> _Exercise input_

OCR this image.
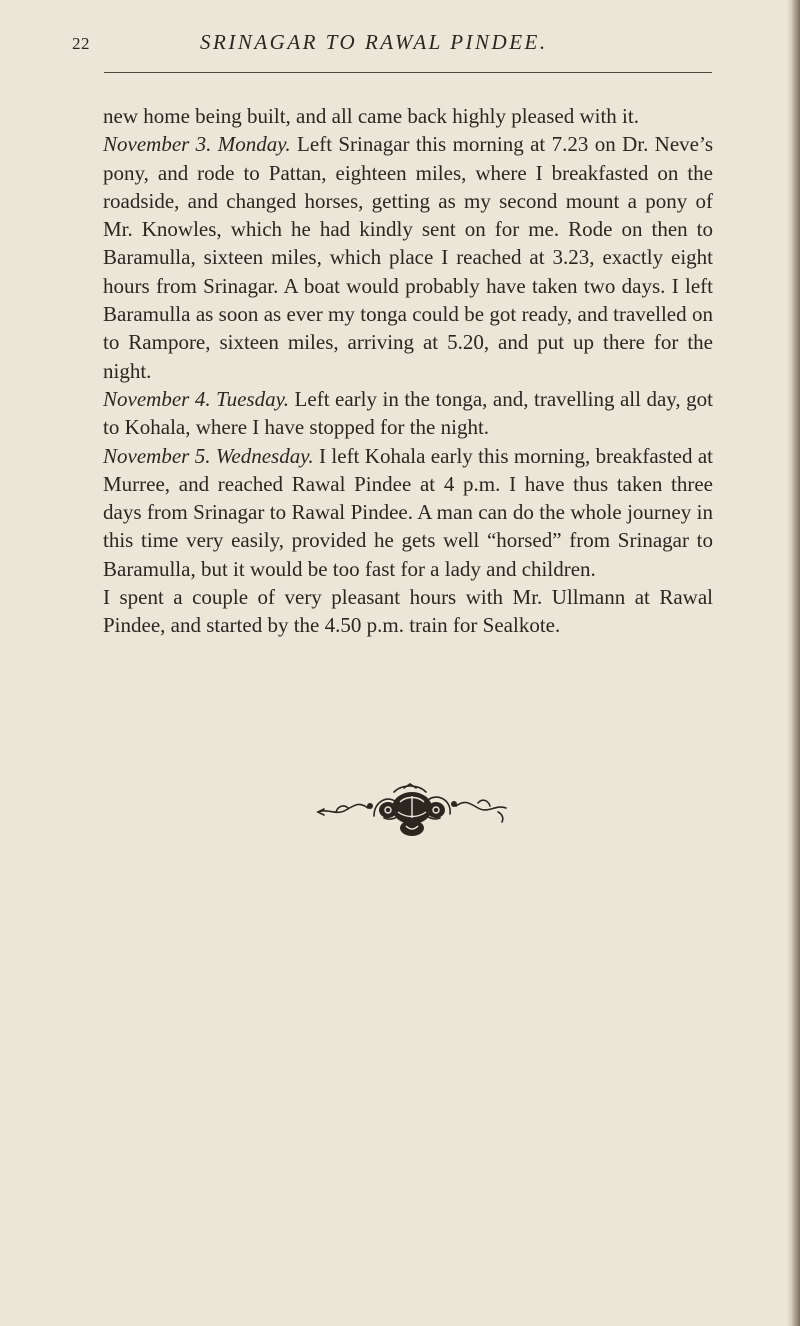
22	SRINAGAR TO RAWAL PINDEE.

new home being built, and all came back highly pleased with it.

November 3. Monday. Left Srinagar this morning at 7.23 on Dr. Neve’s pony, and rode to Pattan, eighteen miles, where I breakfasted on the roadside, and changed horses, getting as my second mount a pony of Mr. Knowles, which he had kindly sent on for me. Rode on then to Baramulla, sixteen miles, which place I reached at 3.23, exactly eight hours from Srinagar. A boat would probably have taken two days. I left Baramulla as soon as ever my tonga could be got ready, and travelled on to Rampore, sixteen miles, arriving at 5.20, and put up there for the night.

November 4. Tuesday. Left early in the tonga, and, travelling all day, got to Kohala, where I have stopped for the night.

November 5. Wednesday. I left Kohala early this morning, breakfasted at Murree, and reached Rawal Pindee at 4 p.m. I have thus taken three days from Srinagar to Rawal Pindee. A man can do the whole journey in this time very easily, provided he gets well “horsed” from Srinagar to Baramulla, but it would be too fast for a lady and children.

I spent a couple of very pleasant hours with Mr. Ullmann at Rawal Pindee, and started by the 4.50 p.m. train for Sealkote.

> _Task to complete_
In the copy, include no pictures; restate the listing above exactly.

> _Written answer_
OCR this image.
22	SRINAGAR TO RAWAL PINDEE.

new home being built, and all came back highly pleased with it.

November 3. Monday. Left Srinagar this morning at 7.23 on Dr. Neve’s pony, and rode to Pattan, eighteen miles, where I breakfasted on the roadside, and changed horses, getting as my second mount a pony of Mr. Knowles, which he had kindly sent on for me. Rode on then to Baramulla, sixteen miles, which place I reached at 3.23, exactly eight hours from Srinagar. A boat would probably have taken two days. I left Baramulla as soon as ever my tonga could be got ready, and travelled on to Rampore, sixteen miles, arriving at 5.20, and put up there for the night.

November 4. Tuesday. Left early in the tonga, and, travelling all day, got to Kohala, where I have stopped for the night.

November 5. Wednesday. I left Kohala early this morning, breakfasted at Murree, and reached Rawal Pindee at 4 p.m. I have thus taken three days from Srinagar to Rawal Pindee. A man can do the whole journey in this time very easily, provided he gets well “horsed” from Srinagar to Baramulla, but it would be too fast for a lady and children.

I spent a couple of very pleasant hours with Mr. Ullmann at Rawal Pindee, and started by the 4.50 p.m. train for Sealkote.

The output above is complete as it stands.